Task to complete
Tally the lines of the listing that contain the word "транспортного", then give the total and nothing else.

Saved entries

■ ■ ■ ■ ■

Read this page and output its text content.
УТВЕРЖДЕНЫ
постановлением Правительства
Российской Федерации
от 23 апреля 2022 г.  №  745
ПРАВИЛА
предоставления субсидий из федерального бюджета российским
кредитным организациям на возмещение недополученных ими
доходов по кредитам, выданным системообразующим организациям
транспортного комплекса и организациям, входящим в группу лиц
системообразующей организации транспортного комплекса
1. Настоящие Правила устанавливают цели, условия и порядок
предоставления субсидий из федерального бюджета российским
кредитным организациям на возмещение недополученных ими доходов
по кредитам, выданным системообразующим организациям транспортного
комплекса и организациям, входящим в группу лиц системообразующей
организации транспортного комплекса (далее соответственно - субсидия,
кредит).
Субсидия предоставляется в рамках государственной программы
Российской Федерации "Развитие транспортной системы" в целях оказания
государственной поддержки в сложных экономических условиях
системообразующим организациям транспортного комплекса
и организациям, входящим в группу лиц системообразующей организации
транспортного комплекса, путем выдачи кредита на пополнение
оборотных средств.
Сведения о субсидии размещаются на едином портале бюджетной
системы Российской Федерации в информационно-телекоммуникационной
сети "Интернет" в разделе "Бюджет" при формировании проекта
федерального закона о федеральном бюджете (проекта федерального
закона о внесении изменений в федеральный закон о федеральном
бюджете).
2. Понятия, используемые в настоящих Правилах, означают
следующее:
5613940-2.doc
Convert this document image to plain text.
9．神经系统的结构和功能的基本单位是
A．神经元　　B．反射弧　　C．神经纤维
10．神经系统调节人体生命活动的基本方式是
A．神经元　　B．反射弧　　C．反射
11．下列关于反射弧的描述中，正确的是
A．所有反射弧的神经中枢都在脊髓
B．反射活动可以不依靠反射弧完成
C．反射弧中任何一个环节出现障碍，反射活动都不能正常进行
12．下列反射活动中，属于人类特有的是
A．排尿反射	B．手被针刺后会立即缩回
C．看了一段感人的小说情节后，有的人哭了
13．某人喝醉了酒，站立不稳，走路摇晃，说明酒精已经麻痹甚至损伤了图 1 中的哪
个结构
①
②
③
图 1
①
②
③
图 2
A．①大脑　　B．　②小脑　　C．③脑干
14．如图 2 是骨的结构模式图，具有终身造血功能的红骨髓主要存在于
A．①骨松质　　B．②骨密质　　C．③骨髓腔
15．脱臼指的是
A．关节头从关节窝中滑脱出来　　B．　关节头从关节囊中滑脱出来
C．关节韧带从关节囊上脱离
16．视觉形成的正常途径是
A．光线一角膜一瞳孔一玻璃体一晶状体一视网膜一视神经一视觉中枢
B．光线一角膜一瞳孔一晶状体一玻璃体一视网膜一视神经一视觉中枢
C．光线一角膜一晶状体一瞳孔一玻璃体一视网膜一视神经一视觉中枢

■ ■ ■ ■ ■

Solution to the problem
6